(Stated goal):
Leave the pictures out and print every record below exactly as it stands.

Source data

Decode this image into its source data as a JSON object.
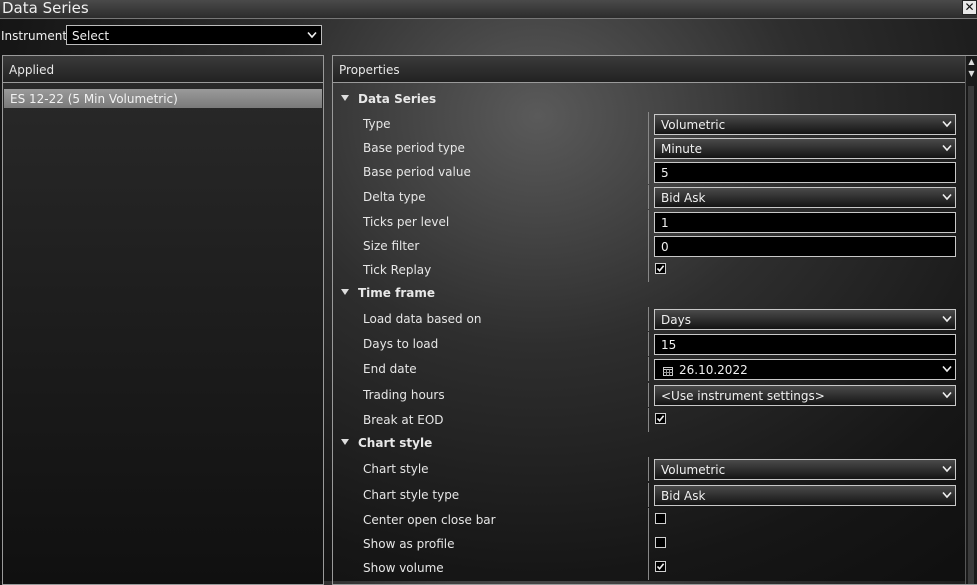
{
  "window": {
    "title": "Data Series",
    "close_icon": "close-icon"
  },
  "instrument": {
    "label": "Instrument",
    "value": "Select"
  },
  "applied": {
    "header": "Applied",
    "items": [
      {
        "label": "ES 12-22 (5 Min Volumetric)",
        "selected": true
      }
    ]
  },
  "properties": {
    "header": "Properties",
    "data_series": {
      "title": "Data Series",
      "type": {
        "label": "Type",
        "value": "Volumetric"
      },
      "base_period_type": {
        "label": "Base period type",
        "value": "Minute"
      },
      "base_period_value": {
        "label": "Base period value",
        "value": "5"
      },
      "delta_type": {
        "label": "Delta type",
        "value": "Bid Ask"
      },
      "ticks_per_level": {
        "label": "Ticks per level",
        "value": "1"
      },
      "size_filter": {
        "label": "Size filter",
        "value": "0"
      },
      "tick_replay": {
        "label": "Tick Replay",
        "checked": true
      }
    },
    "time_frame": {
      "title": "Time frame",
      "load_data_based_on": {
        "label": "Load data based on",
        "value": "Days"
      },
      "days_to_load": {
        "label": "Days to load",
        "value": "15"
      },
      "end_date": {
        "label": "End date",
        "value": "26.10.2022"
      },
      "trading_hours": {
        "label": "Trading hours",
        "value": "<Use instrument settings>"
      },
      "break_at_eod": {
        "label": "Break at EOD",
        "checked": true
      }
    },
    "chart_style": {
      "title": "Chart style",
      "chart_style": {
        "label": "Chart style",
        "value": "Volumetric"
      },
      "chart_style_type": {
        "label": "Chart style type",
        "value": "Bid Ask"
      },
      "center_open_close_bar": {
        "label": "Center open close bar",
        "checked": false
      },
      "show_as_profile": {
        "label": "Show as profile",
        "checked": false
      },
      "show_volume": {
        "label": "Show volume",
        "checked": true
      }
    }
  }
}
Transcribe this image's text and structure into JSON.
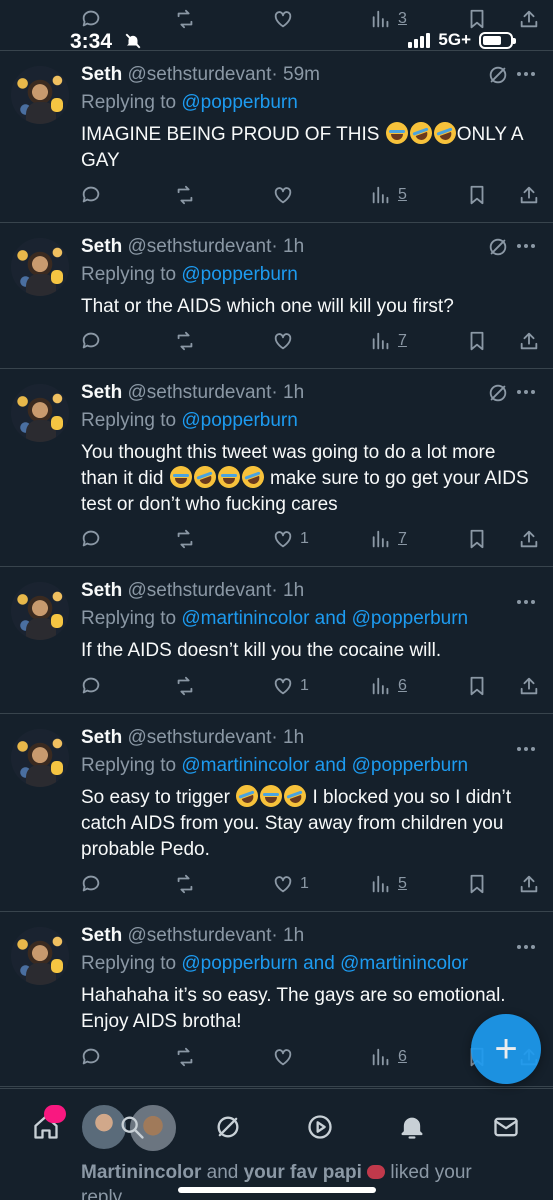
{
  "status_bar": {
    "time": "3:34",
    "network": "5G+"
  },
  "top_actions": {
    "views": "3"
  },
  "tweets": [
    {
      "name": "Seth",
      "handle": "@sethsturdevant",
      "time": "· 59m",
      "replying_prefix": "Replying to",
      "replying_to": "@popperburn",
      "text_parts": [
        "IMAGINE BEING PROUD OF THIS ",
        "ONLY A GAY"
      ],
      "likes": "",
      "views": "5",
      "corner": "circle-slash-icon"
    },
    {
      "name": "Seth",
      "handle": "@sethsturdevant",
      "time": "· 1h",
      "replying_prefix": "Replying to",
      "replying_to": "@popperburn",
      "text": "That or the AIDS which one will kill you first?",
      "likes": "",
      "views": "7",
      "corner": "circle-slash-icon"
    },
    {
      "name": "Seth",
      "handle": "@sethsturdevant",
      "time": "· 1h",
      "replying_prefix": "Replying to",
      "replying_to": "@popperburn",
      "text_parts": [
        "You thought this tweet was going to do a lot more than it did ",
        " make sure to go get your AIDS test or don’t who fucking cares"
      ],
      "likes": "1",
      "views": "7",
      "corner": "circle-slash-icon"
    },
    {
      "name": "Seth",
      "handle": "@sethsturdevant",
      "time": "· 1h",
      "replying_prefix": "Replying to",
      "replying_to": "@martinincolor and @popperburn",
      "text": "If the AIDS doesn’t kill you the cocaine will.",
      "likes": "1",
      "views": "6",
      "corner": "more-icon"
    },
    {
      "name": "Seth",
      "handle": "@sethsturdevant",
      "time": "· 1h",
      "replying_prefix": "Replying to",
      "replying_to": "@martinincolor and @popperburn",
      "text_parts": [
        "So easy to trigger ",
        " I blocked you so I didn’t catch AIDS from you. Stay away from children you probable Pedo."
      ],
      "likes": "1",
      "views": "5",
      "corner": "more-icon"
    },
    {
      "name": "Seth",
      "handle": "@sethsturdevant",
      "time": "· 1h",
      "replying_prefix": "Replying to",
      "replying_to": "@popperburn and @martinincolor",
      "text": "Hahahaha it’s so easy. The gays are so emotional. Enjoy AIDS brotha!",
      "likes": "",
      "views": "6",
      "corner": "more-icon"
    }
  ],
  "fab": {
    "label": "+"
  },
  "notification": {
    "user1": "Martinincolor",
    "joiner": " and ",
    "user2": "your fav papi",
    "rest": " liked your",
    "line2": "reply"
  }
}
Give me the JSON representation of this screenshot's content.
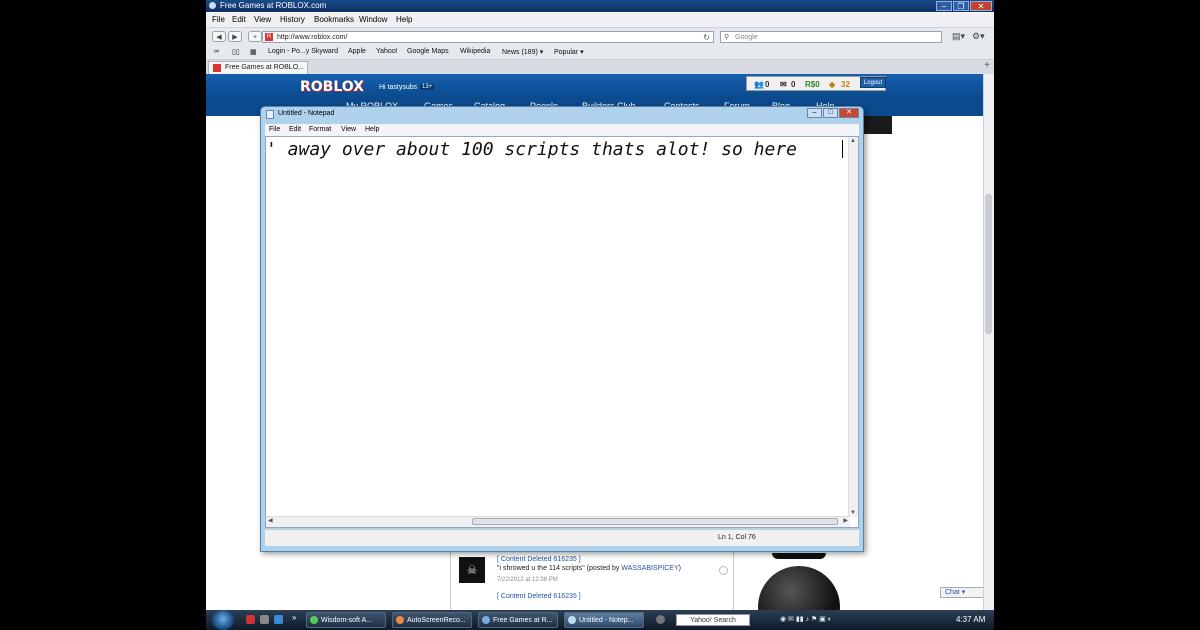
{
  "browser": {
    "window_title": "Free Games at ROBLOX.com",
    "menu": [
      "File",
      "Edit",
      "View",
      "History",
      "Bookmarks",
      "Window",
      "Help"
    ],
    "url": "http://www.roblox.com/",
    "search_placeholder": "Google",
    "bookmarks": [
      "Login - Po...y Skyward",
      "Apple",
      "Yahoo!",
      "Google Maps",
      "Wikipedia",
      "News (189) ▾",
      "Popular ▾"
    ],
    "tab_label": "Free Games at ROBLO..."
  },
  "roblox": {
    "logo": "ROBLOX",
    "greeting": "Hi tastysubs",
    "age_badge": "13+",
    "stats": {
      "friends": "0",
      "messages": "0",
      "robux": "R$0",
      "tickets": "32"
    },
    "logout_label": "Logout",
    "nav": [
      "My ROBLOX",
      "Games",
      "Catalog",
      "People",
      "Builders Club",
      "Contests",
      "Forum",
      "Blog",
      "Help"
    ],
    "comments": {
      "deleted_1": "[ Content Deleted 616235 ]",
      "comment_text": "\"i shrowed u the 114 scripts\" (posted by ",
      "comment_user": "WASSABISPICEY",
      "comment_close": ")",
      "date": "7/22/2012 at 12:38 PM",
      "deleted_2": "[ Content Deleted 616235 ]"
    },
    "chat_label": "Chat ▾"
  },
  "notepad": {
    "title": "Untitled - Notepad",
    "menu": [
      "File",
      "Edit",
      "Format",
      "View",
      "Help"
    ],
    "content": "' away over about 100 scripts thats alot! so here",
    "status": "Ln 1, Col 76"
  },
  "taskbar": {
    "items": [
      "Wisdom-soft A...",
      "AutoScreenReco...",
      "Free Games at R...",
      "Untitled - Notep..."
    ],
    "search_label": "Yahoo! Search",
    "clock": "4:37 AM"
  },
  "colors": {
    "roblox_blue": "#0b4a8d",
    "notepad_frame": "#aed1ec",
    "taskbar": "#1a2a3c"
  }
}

(Full solution):
Decode this image into its source data as a JSON object.
{
  "window": {
    "title": "Data Series",
    "close_icon": "close-icon"
  },
  "instrument": {
    "label": "Instrument",
    "value": "Select"
  },
  "applied": {
    "header": "Applied",
    "items": [
      {
        "label": "ES 12-22 (5 Min Volumetric)",
        "selected": true
      }
    ]
  },
  "properties": {
    "header": "Properties",
    "data_series": {
      "title": "Data Series",
      "type": {
        "label": "Type",
        "value": "Volumetric"
      },
      "base_period_type": {
        "label": "Base period type",
        "value": "Minute"
      },
      "base_period_value": {
        "label": "Base period value",
        "value": "5"
      },
      "delta_type": {
        "label": "Delta type",
        "value": "Bid Ask"
      },
      "ticks_per_level": {
        "label": "Ticks per level",
        "value": "1"
      },
      "size_filter": {
        "label": "Size filter",
        "value": "0"
      },
      "tick_replay": {
        "label": "Tick Replay",
        "checked": true
      }
    },
    "time_frame": {
      "title": "Time frame",
      "load_data_based_on": {
        "label": "Load data based on",
        "value": "Days"
      },
      "days_to_load": {
        "label": "Days to load",
        "value": "15"
      },
      "end_date": {
        "label": "End date",
        "value": "26.10.2022"
      },
      "trading_hours": {
        "label": "Trading hours",
        "value": "<Use instrument settings>"
      },
      "break_at_eod": {
        "label": "Break at EOD",
        "checked": true
      }
    },
    "chart_style": {
      "title": "Chart style",
      "chart_style": {
        "label": "Chart style",
        "value": "Volumetric"
      },
      "chart_style_type": {
        "label": "Chart style type",
        "value": "Bid Ask"
      },
      "center_open_close_bar": {
        "label": "Center open close bar",
        "checked": false
      },
      "show_as_profile": {
        "label": "Show as profile",
        "checked": false
      },
      "show_volume": {
        "label": "Show volume",
        "checked": true
      }
    }
  }
}
Transcribe this image's text and structure into JSON.
{
  "status_bar": {
    "time": "3:34",
    "network": "5G+"
  },
  "top_actions": {
    "views": "3"
  },
  "tweets": [
    {
      "name": "Seth",
      "handle": "@sethsturdevant",
      "time": "· 59m",
      "replying_prefix": "Replying to",
      "replying_to": "@popperburn",
      "text_parts": [
        "IMAGINE BEING PROUD OF THIS ",
        "ONLY A GAY"
      ],
      "likes": "",
      "views": "5",
      "corner": "circle-slash-icon"
    },
    {
      "name": "Seth",
      "handle": "@sethsturdevant",
      "time": "· 1h",
      "replying_prefix": "Replying to",
      "replying_to": "@popperburn",
      "text": "That or the AIDS which one will kill you first?",
      "likes": "",
      "views": "7",
      "corner": "circle-slash-icon"
    },
    {
      "name": "Seth",
      "handle": "@sethsturdevant",
      "time": "· 1h",
      "replying_prefix": "Replying to",
      "replying_to": "@popperburn",
      "text_parts": [
        "You thought this tweet was going to do a lot more than it did ",
        " make sure to go get your AIDS test or don’t who fucking cares"
      ],
      "likes": "1",
      "views": "7",
      "corner": "circle-slash-icon"
    },
    {
      "name": "Seth",
      "handle": "@sethsturdevant",
      "time": "· 1h",
      "replying_prefix": "Replying to",
      "replying_to": "@martinincolor and @popperburn",
      "text": "If the AIDS doesn’t kill you the cocaine will.",
      "likes": "1",
      "views": "6",
      "corner": "more-icon"
    },
    {
      "name": "Seth",
      "handle": "@sethsturdevant",
      "time": "· 1h",
      "replying_prefix": "Replying to",
      "replying_to": "@martinincolor and @popperburn",
      "text_parts": [
        "So easy to trigger ",
        " I blocked you so I didn’t catch AIDS from you. Stay away from children you probable Pedo."
      ],
      "likes": "1",
      "views": "5",
      "corner": "more-icon"
    },
    {
      "name": "Seth",
      "handle": "@sethsturdevant",
      "time": "· 1h",
      "replying_prefix": "Replying to",
      "replying_to": "@popperburn and @martinincolor",
      "text": "Hahahaha it’s so easy. The gays are so emotional. Enjoy AIDS brotha!",
      "likes": "",
      "views": "6",
      "corner": "more-icon"
    }
  ],
  "fab": {
    "label": "+"
  },
  "notification": {
    "user1": "Martinincolor",
    "joiner": " and ",
    "user2": "your fav papi",
    "rest": " liked your",
    "line2": "reply"
  }
}
Give me the JSON representation of this screenshot's content.
{
  "browser": {
    "window_title": "Free Games at ROBLOX.com",
    "menu": [
      "File",
      "Edit",
      "View",
      "History",
      "Bookmarks",
      "Window",
      "Help"
    ],
    "url": "http://www.roblox.com/",
    "search_placeholder": "Google",
    "bookmarks": [
      "Login - Po...y Skyward",
      "Apple",
      "Yahoo!",
      "Google Maps",
      "Wikipedia",
      "News (189) ▾",
      "Popular ▾"
    ],
    "tab_label": "Free Games at ROBLO..."
  },
  "roblox": {
    "logo": "ROBLOX",
    "greeting": "Hi tastysubs",
    "age_badge": "13+",
    "stats": {
      "friends": "0",
      "messages": "0",
      "robux": "R$0",
      "tickets": "32"
    },
    "logout_label": "Logout",
    "nav": [
      "My ROBLOX",
      "Games",
      "Catalog",
      "People",
      "Builders Club",
      "Contests",
      "Forum",
      "Blog",
      "Help"
    ],
    "comments": {
      "deleted_1": "[ Content Deleted 616235 ]",
      "comment_text": "\"i shrowed u the 114 scripts\" (posted by ",
      "comment_user": "WASSABISPICEY",
      "comment_close": ")",
      "date": "7/22/2012 at 12:38 PM",
      "deleted_2": "[ Content Deleted 616235 ]"
    },
    "chat_label": "Chat ▾"
  },
  "notepad": {
    "title": "Untitled - Notepad",
    "menu": [
      "File",
      "Edit",
      "Format",
      "View",
      "Help"
    ],
    "content": "' away over about 100 scripts thats alot! so here",
    "status": "Ln 1, Col 76"
  },
  "taskbar": {
    "items": [
      "Wisdom-soft A...",
      "AutoScreenReco...",
      "Free Games at R...",
      "Untitled - Notep..."
    ],
    "search_label": "Yahoo! Search",
    "clock": "4:37 AM"
  },
  "colors": {
    "roblox_blue": "#0b4a8d",
    "notepad_frame": "#aed1ec",
    "taskbar": "#1a2a3c"
  }
}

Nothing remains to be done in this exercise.